Dataset rows about figures
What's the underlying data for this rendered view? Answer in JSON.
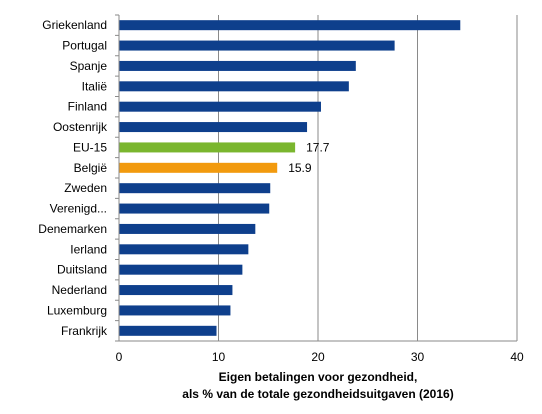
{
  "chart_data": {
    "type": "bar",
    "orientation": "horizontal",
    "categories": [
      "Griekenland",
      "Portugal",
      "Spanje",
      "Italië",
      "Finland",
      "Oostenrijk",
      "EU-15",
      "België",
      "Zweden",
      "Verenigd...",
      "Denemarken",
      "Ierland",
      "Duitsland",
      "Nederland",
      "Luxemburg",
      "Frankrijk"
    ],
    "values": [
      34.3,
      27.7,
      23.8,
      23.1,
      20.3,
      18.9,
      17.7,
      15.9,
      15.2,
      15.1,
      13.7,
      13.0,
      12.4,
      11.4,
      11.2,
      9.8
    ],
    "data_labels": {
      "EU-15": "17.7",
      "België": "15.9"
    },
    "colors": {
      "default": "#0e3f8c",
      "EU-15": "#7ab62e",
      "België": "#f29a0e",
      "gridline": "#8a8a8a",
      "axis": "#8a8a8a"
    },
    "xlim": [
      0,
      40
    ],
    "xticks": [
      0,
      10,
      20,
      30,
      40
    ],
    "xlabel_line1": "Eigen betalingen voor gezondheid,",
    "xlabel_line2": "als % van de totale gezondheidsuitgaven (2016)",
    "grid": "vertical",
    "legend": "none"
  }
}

§ **Task details**:
Output an exact copy of the material, with the pictures removed.

§ **Output of the task**:
What's the underlying data for this rendered view? Answer in JSON.
{
  "chart_data": {
    "type": "bar",
    "orientation": "horizontal",
    "categories": [
      "Griekenland",
      "Portugal",
      "Spanje",
      "Italië",
      "Finland",
      "Oostenrijk",
      "EU-15",
      "België",
      "Zweden",
      "Verenigd...",
      "Denemarken",
      "Ierland",
      "Duitsland",
      "Nederland",
      "Luxemburg",
      "Frankrijk"
    ],
    "values": [
      34.3,
      27.7,
      23.8,
      23.1,
      20.3,
      18.9,
      17.7,
      15.9,
      15.2,
      15.1,
      13.7,
      13.0,
      12.4,
      11.4,
      11.2,
      9.8
    ],
    "data_labels": {
      "EU-15": "17.7",
      "België": "15.9"
    },
    "colors": {
      "default": "#0e3f8c",
      "EU-15": "#7ab62e",
      "België": "#f29a0e",
      "gridline": "#8a8a8a",
      "axis": "#8a8a8a"
    },
    "xlim": [
      0,
      40
    ],
    "xticks": [
      0,
      10,
      20,
      30,
      40
    ],
    "xlabel_line1": "Eigen betalingen voor gezondheid,",
    "xlabel_line2": "als % van de totale gezondheidsuitgaven (2016)",
    "grid": "vertical",
    "legend": "none"
  }
}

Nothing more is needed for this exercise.